## Records for the task
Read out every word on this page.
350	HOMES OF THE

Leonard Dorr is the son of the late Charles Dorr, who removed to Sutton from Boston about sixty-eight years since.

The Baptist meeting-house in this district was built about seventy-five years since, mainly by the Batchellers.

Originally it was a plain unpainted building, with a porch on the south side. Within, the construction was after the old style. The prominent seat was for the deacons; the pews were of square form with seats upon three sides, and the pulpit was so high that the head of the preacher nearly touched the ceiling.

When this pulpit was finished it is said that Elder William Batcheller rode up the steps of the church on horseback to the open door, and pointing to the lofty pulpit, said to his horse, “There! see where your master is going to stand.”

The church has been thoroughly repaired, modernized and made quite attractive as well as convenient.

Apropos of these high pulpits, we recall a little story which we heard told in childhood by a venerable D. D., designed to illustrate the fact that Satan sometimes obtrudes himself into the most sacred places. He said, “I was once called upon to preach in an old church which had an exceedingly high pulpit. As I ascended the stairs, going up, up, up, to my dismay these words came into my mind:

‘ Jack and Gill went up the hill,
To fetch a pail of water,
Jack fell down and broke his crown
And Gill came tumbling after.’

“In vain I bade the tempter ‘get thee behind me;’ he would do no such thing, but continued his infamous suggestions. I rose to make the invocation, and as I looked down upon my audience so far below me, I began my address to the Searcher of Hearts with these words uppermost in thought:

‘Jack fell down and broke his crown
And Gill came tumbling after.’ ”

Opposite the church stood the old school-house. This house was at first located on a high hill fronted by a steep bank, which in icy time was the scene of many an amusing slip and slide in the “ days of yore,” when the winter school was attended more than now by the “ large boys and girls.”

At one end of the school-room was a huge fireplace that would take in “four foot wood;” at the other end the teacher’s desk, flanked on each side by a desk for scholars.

## Written exercise
Write out every entry again exactly, please, with nothing missing.

## Final result
Read out every word on this page.
350	HOMES OF THE

Leonard Dorr is the son of the late Charles Dorr, who removed to Sutton from Boston about sixty-eight years since.

The Baptist meeting-house in this district was built about seventy-five years since, mainly by the Batchellers.

Originally it was a plain unpainted building, with a porch on the south side. Within, the construction was after the old style. The prominent seat was for the deacons; the pews were of square form with seats upon three sides, and the pulpit was so high that the head of the preacher nearly touched the ceiling.

When this pulpit was finished it is said that Elder William Batcheller rode up the steps of the church on horseback to the open door, and pointing to the lofty pulpit, said to his horse, “There! see where your master is going to stand.”

The church has been thoroughly repaired, modernized and made quite attractive as well as convenient.

Apropos of these high pulpits, we recall a little story which we heard told in childhood by a venerable D. D., designed to illustrate the fact that Satan sometimes obtrudes himself into the most sacred places. He said, “I was once called upon to preach in an old church which had an exceedingly high pulpit. As I ascended the stairs, going up, up, up, to my dismay these words came into my mind:

‘ Jack and Gill went up the hill,
To fetch a pail of water,
Jack fell down and broke his crown
And Gill came tumbling after.’

“In vain I bade the tempter ‘get thee behind me;’ he would do no such thing, but continued his infamous suggestions. I rose to make the invocation, and as I looked down upon my audience so far below me, I began my address to the Searcher of Hearts with these words uppermost in thought:

‘Jack fell down and broke his crown
And Gill came tumbling after.’ ”

Opposite the church stood the old school-house. This house was at first located on a high hill fronted by a steep bank, which in icy time was the scene of many an amusing slip and slide in the “ days of yore,” when the winter school was attended more than now by the “ large boys and girls.”

At one end of the school-room was a huge fireplace that would take in “four foot wood;” at the other end the teacher’s desk, flanked on each side by a desk for scholars.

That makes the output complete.